Passage provided »
┄┄┄┄┄┄

It’s never been more obvious that Kool Keith needs the stabilizing influence and instincts of a quality producer. Now more than ever, he’s Magneto without his helmet.
There was a time when a double album from Kool Keith would have been an event. After breaking away from the forward-thinking Bronx troupe Ultramagnetic MCs in the mid-‘90s, the rapper released four solo albums credited to four different personas. All of them pushed the boundaries of hip-hop structure and storytelling, and all of them were stuffed with polysyllabic streams of consciousness made up of equal parts sexual and scatological obsessions and fever dream imagery that would make William S. Burroughs raise an eyebrow (e.g. "In my real world, orangutans dance for Thanksgiving with skeleton bones and skunk tails").
So if Keith’s latest effort, the 27-track, 104-minute Demolition Crash, came out in 2000 on the heels of the rubbery sci-fi opus Black Elvis/Lost In Space, fans would have been salivating. Imagine what this guy could do with no time limit or label strictures, with the freedom to explore the depths of his desires, fears and obsessions? It would be anticipated as the Encyclopedia Britannica of underground hip-hop, the weirdo Wu-Tang Forever, the street Ulysses.

┄┄┄┄┄┄

Supplied entries »
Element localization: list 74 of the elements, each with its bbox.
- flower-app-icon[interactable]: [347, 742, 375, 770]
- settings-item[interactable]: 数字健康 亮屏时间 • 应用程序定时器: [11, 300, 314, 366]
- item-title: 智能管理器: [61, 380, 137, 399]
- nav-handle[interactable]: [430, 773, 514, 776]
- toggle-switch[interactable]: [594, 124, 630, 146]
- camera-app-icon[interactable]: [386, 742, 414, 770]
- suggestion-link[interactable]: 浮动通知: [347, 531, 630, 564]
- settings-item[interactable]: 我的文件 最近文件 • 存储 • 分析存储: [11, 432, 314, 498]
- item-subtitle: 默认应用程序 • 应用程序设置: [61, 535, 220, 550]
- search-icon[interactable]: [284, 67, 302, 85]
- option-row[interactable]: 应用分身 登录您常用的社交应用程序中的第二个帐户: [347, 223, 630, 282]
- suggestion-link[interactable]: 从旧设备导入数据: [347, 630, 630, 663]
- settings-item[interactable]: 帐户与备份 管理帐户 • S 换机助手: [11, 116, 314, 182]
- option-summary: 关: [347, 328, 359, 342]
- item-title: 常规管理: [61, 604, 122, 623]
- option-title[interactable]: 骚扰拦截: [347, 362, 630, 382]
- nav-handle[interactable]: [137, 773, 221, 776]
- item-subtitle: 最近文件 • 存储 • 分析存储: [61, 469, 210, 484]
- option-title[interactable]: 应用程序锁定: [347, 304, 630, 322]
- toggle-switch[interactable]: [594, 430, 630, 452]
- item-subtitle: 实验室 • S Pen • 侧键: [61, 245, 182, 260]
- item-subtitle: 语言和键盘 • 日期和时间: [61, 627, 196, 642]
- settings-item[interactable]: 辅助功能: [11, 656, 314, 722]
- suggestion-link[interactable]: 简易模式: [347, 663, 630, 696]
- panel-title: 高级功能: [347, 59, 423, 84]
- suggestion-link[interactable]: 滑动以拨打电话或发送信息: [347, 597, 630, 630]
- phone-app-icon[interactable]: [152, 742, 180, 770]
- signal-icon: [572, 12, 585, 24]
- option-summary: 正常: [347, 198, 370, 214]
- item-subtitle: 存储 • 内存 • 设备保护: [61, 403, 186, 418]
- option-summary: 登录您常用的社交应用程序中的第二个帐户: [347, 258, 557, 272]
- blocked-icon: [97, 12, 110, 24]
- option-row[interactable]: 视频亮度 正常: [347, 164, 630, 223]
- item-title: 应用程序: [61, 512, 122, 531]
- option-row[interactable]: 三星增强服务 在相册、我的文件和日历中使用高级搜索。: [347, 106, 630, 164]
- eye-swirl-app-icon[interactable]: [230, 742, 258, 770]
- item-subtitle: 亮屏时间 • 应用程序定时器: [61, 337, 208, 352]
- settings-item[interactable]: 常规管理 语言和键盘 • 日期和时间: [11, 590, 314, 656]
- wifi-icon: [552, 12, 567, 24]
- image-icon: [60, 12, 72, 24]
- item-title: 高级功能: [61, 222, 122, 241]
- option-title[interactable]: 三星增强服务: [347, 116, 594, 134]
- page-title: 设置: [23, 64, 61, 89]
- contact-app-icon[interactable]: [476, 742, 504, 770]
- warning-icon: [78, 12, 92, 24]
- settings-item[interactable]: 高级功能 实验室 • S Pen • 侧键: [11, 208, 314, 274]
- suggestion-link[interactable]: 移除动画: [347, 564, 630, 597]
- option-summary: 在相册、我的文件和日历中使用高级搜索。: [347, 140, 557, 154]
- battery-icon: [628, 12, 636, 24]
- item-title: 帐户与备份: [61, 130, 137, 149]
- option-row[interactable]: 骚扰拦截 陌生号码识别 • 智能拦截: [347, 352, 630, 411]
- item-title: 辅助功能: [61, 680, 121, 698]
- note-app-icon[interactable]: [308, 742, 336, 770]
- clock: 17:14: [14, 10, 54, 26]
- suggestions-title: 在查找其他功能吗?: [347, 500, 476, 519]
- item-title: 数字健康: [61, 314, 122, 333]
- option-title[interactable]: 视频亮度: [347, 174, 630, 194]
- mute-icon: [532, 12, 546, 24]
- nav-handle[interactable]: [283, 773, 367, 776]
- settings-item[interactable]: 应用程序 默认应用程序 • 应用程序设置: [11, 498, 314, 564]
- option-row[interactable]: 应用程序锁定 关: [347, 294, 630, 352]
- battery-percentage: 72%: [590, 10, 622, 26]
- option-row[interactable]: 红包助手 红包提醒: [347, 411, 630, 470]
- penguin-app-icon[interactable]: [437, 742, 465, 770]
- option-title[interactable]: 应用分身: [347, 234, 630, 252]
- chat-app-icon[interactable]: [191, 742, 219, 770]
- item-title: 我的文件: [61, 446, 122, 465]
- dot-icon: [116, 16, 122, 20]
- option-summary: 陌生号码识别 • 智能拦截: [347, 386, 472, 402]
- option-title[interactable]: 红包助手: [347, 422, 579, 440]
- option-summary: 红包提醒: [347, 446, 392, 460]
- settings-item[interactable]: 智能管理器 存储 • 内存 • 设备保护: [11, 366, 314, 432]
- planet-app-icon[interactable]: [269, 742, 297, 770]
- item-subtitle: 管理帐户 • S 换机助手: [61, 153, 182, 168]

┄┄┄┄┄┄

Required work » Translate this sentence from the Kool Keith album review into Spanish: "There was a time when a double album from Kool Keith would have been an event."

Result of the task » Hubo un tiempo en que un álbum doble de Kool Keith habría sido todo un acontecimiento.